--- begin ---
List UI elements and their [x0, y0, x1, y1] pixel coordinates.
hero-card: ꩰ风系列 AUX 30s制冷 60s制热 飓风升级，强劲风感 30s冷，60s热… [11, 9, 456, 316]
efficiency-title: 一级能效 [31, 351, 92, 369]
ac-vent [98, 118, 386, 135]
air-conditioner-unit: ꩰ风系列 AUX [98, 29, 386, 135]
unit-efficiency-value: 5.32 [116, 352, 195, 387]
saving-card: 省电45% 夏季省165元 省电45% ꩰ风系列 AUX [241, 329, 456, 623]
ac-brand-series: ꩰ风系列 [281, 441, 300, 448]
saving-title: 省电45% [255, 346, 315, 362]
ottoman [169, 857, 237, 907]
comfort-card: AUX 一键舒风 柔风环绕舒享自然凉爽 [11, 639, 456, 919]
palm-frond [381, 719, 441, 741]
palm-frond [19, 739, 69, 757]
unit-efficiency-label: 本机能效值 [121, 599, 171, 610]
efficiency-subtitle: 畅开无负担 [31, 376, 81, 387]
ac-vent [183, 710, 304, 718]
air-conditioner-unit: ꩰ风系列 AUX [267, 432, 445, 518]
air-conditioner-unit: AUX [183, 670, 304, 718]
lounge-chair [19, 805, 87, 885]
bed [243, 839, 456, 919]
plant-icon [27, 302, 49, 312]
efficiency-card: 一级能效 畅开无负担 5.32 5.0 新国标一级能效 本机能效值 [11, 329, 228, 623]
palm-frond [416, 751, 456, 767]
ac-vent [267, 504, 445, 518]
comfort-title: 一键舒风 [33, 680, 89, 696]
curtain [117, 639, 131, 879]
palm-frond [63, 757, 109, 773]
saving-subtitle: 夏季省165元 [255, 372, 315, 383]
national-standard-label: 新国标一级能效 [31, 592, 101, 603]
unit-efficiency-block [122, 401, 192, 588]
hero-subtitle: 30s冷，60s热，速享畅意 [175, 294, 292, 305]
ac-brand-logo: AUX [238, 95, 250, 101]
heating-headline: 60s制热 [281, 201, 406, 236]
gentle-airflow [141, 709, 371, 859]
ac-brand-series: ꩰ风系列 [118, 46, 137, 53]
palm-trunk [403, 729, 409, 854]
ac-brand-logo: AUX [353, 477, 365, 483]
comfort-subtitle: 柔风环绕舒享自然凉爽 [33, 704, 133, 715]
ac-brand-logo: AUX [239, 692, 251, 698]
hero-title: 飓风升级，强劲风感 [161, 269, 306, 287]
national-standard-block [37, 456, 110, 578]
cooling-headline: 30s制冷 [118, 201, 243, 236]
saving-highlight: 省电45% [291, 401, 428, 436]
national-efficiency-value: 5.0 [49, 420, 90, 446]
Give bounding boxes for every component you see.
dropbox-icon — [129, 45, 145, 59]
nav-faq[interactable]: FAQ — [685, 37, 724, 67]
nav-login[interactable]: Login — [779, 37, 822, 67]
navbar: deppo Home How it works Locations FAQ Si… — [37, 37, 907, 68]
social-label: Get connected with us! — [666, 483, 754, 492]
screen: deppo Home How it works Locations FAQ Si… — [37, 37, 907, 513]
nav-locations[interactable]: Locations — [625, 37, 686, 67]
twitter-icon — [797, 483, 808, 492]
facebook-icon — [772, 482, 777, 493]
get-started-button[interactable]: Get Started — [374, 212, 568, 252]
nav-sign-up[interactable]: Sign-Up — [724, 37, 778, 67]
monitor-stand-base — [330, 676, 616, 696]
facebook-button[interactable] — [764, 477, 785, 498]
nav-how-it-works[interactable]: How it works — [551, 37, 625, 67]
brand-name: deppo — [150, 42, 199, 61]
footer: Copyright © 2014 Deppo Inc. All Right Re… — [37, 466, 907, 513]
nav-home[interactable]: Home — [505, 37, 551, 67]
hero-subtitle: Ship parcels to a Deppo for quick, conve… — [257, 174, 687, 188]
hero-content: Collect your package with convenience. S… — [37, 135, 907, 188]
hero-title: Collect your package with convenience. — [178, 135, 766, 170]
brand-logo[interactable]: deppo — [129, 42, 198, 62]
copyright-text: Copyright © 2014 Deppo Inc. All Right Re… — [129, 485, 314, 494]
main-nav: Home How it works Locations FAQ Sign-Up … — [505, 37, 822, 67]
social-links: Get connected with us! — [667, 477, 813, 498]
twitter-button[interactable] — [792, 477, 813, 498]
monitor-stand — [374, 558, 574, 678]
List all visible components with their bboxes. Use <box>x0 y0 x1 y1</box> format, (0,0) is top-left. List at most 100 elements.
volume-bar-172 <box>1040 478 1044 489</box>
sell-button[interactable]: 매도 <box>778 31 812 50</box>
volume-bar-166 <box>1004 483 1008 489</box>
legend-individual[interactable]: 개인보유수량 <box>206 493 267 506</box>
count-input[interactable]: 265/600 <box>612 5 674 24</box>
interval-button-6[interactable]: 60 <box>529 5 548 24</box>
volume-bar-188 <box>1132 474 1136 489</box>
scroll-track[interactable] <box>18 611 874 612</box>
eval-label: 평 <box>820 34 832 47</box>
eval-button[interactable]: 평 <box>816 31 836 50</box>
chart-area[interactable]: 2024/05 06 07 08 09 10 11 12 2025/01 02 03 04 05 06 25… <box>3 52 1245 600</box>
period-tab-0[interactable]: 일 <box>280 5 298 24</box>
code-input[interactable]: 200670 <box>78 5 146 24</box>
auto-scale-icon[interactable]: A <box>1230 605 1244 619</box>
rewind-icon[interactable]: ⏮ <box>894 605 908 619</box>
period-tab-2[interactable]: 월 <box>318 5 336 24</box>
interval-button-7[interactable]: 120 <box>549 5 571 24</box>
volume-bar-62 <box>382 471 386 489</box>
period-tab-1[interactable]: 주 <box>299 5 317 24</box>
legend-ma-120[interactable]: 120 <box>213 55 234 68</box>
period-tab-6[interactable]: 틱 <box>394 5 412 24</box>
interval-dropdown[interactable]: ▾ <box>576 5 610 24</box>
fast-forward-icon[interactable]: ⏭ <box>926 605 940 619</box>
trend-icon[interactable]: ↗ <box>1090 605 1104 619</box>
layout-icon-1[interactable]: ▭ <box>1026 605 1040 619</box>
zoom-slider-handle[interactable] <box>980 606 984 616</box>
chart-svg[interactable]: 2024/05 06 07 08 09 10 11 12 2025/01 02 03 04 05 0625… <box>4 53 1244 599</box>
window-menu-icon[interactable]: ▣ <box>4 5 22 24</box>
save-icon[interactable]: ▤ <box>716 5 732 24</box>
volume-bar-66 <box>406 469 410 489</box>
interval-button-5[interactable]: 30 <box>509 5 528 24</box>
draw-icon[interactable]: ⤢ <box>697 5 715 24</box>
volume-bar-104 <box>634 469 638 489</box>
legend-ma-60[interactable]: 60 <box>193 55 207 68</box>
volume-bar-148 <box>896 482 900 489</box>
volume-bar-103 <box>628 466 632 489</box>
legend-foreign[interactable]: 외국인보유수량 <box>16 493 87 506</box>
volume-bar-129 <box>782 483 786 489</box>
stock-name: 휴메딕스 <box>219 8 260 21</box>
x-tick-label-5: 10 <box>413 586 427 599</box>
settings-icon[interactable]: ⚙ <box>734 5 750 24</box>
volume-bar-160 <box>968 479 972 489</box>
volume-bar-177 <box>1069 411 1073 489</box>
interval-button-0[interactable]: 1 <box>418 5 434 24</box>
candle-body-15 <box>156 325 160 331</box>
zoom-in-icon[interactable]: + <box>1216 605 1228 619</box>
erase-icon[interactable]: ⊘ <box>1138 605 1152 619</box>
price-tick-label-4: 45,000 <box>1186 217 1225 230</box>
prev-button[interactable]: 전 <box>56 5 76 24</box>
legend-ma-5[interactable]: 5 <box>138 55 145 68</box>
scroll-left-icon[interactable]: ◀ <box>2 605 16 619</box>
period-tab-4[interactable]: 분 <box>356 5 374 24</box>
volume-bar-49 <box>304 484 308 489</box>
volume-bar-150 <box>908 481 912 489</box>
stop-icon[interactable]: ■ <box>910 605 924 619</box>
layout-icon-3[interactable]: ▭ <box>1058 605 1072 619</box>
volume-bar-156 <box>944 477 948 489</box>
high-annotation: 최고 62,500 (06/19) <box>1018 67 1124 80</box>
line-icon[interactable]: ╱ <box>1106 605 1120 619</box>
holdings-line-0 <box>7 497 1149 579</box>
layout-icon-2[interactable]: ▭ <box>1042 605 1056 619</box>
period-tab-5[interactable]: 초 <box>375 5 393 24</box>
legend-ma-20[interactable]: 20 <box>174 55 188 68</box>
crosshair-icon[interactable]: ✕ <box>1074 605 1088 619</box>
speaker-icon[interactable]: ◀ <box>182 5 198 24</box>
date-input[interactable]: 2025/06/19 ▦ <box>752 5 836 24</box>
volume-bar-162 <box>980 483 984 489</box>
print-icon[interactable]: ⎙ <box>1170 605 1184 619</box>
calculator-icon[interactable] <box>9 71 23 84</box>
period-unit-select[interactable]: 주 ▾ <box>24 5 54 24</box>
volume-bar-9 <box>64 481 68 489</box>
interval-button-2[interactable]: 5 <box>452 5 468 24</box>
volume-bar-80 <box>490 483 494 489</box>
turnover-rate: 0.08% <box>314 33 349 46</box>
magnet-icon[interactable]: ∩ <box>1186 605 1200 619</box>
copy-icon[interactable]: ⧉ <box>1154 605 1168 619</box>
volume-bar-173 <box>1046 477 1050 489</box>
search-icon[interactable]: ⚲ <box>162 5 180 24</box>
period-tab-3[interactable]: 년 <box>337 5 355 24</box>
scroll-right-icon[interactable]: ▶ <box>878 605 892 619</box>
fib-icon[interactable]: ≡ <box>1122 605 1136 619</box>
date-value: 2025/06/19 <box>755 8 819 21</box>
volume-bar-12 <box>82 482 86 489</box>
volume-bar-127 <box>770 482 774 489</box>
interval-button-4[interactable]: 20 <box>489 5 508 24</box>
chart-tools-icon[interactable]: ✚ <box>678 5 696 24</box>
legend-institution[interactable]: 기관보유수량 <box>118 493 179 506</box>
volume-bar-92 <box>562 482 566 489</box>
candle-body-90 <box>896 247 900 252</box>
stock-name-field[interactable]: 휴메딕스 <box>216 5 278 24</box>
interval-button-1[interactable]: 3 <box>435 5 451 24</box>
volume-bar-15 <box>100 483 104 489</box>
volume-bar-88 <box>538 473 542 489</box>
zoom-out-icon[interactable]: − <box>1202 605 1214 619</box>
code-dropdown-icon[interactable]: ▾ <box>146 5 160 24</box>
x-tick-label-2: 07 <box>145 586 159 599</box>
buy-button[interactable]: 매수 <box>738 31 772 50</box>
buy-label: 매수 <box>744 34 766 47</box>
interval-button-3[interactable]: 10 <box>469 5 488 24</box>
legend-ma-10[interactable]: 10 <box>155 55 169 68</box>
--- end ---
**Given request**:
Please reproduce the items from the very first line through the line that contains "screen: deppo Home", with both of those lines included.

**Exercise solution**:
List UI elements and their [x0, y0, x1, y1] pixel coordinates.
hero-card: ꩰ风系列 AUX 30s制冷 60s制热 飓风升级，强劲风感 30s冷，60s热… [11, 9, 456, 316]
efficiency-title: 一级能效 [31, 351, 92, 369]
ac-vent [98, 118, 386, 135]
air-conditioner-unit: ꩰ风系列 AUX [98, 29, 386, 135]
unit-efficiency-value: 5.32 [116, 352, 195, 387]
saving-card: 省电45% 夏季省165元 省电45% ꩰ风系列 AUX [241, 329, 456, 623]
ac-brand-series: ꩰ风系列 [281, 441, 300, 448]
saving-title: 省电45% [255, 346, 315, 362]
ottoman [169, 857, 237, 907]
comfort-card: AUX 一键舒风 柔风环绕舒享自然凉爽 [11, 639, 456, 919]
palm-frond [381, 719, 441, 741]
palm-frond [19, 739, 69, 757]
unit-efficiency-label: 本机能效值 [121, 599, 171, 610]
efficiency-subtitle: 畅开无负担 [31, 376, 81, 387]
ac-vent [183, 710, 304, 718]
air-conditioner-unit: ꩰ风系列 AUX [267, 432, 445, 518]
air-conditioner-unit: AUX [183, 670, 304, 718]
lounge-chair [19, 805, 87, 885]
bed [243, 839, 456, 919]
plant-icon [27, 302, 49, 312]
efficiency-card: 一级能效 畅开无负担 5.32 5.0 新国标一级能效 本机能效值 [11, 329, 228, 623]
palm-frond [416, 751, 456, 767]
ac-vent [267, 504, 445, 518]
comfort-title: 一键舒风 [33, 680, 89, 696]
curtain [117, 639, 131, 879]
palm-frond [63, 757, 109, 773]
saving-subtitle: 夏季省165元 [255, 372, 315, 383]
national-standard-label: 新国标一级能效 [31, 592, 101, 603]
unit-efficiency-block [122, 401, 192, 588]
hero-subtitle: 30s冷，60s热，速享畅意 [175, 294, 292, 305]
ac-brand-logo: AUX [238, 95, 250, 101]
heating-headline: 60s制热 [281, 201, 406, 236]
gentle-airflow [141, 709, 371, 859]
ac-brand-series: ꩰ风系列 [118, 46, 137, 53]
palm-trunk [403, 729, 409, 854]
ac-brand-logo: AUX [353, 477, 365, 483]
comfort-subtitle: 柔风环绕舒享自然凉爽 [33, 704, 133, 715]
ac-brand-logo: AUX [239, 692, 251, 698]
hero-title: 飓风升级，强劲风感 [161, 269, 306, 287]
national-standard-block [37, 456, 110, 578]
cooling-headline: 30s制冷 [118, 201, 243, 236]
saving-highlight: 省电45% [291, 401, 428, 436]
national-efficiency-value: 5.0 [49, 420, 90, 446]
Give bounding boxes for every component you see.
dropbox-icon — [129, 45, 145, 59]
nav-faq[interactable]: FAQ — [685, 37, 724, 67]
nav-login[interactable]: Login — [779, 37, 822, 67]
navbar: deppo Home How it works Locations FAQ Si… — [37, 37, 907, 68]
social-label: Get connected with us! — [666, 483, 754, 492]
screen: deppo Home How it works Locations FAQ Si… — [37, 37, 907, 513]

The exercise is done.